GIVEN INSTRUCTION:
Work out the number of lines with the word "xlabel" in the material below, then reply with that number only.

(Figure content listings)
------------
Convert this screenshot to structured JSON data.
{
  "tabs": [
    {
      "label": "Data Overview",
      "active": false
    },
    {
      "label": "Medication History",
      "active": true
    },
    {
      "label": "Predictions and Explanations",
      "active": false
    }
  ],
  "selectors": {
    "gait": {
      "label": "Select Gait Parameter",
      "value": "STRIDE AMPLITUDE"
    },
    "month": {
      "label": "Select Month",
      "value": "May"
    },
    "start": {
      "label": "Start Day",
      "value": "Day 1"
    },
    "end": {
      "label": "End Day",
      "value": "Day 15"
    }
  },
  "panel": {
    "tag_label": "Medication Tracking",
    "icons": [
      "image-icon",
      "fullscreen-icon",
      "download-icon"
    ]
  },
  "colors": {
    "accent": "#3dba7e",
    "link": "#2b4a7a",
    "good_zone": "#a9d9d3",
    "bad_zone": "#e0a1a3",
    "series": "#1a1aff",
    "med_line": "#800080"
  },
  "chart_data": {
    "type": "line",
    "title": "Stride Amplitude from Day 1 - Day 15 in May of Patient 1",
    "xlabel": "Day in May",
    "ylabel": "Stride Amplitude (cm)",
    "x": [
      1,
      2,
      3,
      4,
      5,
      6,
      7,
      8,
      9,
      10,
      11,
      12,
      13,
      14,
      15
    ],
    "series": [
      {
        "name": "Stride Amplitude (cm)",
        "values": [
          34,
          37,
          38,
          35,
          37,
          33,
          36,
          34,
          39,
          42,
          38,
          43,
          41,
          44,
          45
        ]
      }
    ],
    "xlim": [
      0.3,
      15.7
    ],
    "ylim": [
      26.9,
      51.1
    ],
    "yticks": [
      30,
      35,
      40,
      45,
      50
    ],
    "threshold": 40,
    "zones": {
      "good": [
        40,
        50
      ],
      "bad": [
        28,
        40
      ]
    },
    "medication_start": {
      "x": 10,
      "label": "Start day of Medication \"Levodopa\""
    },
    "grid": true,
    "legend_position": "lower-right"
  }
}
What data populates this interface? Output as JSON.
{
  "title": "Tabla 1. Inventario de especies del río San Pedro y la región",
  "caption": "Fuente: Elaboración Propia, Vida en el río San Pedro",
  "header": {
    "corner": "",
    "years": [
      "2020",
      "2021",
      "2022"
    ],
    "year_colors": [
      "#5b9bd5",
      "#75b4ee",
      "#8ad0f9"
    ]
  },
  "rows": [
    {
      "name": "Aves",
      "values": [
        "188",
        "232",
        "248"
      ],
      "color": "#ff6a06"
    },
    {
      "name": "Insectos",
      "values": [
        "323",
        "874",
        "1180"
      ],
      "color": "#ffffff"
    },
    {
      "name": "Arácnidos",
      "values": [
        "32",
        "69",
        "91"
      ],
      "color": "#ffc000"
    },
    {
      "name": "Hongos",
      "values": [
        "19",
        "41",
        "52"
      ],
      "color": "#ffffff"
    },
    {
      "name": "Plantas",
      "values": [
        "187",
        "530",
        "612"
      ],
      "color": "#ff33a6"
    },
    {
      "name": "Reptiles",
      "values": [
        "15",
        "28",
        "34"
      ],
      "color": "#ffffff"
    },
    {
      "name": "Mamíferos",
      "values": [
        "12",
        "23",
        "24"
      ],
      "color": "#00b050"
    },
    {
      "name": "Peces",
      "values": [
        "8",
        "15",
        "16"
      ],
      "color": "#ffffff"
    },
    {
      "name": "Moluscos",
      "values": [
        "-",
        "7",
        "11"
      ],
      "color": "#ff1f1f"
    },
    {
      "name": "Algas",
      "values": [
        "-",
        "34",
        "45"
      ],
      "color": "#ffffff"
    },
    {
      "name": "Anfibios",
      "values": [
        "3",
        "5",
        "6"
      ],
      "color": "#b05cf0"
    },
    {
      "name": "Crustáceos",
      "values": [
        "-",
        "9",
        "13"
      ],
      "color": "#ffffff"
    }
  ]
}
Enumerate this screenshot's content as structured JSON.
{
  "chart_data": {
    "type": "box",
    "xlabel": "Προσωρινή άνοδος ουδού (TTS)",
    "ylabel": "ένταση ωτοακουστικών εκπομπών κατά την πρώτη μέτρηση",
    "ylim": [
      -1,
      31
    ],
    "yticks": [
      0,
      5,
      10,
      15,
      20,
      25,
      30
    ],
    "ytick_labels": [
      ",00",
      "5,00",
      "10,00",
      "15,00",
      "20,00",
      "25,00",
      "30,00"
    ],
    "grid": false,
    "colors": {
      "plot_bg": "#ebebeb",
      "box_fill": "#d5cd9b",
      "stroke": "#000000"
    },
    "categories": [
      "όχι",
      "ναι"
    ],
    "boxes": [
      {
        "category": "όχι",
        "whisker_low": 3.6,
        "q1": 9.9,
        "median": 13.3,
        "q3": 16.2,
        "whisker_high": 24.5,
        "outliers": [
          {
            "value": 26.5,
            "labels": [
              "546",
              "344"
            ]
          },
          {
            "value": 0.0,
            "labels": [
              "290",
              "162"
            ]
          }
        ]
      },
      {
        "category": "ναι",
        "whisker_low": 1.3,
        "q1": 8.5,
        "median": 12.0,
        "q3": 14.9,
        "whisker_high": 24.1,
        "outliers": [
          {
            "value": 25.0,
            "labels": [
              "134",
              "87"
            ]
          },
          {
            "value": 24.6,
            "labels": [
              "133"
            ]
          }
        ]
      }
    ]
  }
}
------------
RESPONSE BELOW:
2